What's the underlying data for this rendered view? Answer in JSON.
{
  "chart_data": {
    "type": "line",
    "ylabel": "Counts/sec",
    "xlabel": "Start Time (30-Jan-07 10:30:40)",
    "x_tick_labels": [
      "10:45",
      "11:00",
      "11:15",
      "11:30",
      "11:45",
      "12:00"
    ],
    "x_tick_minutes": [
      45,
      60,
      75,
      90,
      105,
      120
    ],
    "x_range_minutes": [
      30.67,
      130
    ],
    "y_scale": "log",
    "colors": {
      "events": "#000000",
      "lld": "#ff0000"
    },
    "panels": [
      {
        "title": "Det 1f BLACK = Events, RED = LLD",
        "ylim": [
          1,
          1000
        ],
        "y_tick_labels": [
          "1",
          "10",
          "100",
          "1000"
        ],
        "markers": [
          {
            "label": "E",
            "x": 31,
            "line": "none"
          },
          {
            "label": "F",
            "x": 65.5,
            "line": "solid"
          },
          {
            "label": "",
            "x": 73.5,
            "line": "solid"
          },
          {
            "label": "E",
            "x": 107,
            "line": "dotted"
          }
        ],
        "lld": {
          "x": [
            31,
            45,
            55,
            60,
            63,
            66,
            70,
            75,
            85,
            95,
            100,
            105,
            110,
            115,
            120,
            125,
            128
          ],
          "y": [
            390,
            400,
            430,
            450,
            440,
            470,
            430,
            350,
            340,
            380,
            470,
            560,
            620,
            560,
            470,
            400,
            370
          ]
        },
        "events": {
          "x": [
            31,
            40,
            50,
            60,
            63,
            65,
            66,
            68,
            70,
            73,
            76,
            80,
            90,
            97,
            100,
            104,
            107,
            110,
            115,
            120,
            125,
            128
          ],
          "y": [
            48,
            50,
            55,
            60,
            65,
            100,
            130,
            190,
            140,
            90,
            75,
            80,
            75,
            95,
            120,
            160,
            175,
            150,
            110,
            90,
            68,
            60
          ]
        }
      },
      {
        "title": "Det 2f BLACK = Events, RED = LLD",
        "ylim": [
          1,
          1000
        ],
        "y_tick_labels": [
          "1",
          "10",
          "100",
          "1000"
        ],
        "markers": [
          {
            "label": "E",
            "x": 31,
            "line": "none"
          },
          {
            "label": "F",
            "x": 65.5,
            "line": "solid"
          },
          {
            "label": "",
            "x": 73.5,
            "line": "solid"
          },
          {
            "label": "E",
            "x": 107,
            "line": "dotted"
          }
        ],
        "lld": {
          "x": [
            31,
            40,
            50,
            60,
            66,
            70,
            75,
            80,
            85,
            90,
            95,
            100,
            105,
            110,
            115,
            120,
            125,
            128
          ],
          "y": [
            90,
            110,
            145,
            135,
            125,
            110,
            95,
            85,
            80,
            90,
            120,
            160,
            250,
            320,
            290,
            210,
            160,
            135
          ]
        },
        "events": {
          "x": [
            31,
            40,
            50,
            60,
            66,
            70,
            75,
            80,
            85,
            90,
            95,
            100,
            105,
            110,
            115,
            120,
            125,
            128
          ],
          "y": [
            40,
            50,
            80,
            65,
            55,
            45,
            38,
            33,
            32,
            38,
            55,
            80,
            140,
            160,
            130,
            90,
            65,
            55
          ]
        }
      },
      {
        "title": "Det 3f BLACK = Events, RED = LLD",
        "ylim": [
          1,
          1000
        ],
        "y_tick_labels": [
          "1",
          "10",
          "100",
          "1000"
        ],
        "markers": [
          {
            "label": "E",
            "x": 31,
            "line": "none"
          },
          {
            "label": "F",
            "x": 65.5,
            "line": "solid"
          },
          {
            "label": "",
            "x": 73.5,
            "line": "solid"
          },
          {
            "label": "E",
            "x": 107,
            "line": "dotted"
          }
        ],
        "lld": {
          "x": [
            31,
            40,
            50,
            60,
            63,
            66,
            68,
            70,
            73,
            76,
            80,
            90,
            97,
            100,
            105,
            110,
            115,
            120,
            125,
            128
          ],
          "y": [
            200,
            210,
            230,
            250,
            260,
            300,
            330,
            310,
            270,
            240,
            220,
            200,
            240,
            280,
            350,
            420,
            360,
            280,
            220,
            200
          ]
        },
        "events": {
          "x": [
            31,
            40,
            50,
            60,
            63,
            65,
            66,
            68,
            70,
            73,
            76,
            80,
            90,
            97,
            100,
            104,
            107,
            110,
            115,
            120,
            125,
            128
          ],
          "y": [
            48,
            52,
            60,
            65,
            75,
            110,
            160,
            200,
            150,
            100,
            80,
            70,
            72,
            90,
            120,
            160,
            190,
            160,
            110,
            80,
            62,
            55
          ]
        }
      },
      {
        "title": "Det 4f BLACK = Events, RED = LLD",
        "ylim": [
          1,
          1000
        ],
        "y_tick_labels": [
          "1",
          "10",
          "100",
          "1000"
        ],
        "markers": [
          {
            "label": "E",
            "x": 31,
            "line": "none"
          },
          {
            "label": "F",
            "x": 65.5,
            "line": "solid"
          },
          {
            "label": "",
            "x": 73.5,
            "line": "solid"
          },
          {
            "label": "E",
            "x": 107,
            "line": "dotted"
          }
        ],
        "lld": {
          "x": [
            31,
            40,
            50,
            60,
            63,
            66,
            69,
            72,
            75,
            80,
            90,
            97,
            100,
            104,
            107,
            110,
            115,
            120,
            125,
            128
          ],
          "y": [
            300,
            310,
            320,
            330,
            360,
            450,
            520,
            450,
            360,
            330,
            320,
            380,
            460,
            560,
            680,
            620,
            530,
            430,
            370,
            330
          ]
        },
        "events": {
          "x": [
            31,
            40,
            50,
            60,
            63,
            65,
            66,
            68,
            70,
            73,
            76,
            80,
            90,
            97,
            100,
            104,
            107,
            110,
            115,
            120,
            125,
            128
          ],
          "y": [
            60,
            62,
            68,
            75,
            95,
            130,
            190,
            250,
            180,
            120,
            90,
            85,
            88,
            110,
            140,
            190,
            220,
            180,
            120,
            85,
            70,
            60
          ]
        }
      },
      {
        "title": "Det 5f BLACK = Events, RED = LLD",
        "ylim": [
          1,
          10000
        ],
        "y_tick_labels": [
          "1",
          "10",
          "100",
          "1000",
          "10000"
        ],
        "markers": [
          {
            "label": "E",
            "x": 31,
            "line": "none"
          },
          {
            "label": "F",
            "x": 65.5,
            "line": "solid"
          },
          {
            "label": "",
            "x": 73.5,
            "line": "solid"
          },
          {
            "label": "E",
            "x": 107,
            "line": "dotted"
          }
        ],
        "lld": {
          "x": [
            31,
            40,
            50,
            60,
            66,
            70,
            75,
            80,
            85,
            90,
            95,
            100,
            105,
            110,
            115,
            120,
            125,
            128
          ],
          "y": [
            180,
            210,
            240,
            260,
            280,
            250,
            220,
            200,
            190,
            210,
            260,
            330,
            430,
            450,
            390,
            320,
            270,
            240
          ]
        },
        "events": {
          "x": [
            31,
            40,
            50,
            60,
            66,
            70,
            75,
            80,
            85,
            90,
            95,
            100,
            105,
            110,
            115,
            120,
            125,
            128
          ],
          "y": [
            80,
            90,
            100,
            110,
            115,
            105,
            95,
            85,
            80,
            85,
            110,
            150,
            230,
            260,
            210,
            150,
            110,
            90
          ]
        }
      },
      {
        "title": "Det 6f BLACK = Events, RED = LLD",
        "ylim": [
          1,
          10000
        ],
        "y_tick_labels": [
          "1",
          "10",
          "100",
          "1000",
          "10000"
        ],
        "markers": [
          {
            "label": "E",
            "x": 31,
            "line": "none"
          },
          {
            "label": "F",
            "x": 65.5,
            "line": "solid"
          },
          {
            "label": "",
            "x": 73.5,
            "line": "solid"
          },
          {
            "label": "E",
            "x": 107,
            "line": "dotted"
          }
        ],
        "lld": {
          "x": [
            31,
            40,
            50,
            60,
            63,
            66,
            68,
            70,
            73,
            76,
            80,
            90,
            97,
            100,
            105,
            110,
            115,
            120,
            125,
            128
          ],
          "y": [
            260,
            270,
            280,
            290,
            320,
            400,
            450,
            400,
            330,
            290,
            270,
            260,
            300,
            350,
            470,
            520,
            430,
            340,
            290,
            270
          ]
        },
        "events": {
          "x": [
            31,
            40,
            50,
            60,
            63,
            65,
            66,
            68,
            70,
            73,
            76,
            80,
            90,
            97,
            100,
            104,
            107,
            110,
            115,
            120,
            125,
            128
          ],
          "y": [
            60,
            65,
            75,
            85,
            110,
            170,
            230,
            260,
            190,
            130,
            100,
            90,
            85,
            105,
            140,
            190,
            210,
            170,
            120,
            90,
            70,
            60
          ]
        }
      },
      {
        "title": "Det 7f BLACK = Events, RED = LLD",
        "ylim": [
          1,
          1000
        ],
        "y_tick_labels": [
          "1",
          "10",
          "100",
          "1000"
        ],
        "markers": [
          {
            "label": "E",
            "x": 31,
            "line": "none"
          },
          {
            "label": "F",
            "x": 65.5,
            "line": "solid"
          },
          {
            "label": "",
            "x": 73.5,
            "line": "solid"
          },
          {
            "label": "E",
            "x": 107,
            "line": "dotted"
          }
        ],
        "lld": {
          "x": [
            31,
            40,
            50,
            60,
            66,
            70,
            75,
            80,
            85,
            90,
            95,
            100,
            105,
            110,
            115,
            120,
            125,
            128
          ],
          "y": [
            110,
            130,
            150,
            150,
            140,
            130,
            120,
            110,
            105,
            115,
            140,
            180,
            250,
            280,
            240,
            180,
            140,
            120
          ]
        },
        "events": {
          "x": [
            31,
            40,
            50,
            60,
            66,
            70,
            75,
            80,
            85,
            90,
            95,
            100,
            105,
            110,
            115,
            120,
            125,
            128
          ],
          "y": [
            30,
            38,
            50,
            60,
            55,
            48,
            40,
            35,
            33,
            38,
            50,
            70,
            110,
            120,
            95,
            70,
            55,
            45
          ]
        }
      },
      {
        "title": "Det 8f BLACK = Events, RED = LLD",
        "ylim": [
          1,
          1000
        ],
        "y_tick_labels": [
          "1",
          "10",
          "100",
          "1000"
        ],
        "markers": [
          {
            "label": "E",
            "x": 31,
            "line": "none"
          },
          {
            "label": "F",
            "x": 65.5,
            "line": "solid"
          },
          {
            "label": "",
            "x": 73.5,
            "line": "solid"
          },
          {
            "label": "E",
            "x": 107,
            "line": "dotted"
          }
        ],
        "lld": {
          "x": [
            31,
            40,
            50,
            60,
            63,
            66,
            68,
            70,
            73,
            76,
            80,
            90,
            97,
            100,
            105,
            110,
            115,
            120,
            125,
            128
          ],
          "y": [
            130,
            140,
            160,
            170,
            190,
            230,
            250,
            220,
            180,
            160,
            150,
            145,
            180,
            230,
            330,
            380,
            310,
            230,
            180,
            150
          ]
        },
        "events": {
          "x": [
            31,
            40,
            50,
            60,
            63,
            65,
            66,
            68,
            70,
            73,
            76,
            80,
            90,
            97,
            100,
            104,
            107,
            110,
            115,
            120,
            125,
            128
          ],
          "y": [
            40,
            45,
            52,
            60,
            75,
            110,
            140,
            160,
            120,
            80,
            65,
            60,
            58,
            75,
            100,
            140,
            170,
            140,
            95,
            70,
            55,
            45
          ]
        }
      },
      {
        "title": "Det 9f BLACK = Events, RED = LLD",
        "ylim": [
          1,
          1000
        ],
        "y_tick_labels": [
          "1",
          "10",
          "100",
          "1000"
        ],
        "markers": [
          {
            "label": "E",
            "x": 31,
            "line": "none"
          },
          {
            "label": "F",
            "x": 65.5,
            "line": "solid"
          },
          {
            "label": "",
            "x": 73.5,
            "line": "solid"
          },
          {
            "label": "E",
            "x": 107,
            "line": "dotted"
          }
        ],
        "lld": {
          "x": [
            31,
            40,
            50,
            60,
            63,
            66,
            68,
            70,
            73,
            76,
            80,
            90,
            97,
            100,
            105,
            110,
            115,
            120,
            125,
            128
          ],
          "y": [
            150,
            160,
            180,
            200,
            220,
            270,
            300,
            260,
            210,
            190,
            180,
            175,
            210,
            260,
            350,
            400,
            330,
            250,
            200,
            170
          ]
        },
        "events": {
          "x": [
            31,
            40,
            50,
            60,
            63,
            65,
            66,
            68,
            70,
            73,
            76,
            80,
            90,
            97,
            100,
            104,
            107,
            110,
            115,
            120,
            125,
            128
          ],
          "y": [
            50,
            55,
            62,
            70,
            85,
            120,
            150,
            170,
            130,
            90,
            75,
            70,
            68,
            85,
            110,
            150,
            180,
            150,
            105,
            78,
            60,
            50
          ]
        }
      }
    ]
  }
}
_ _ _
| EXERCISE |
Gather from the data above every line with the string "title".

| THE COMPLETED TASK |
        "title": "Det 1f BLACK = Events, RED = LLD",
        "title": "Det 2f BLACK = Events, RED = LLD",
        "title": "Det 3f BLACK = Events, RED = LLD",
        "title": "Det 4f BLACK = Events, RED = LLD",
        "title": "Det 5f BLACK = Events, RED = LLD",
        "title": "Det 6f BLACK = Events, RED = LLD",
        "title": "Det 7f BLACK = Events, RED = LLD",
        "title": "Det 8f BLACK = Events, RED = LLD",
        "title": "Det 9f BLACK = Events, RED = LLD",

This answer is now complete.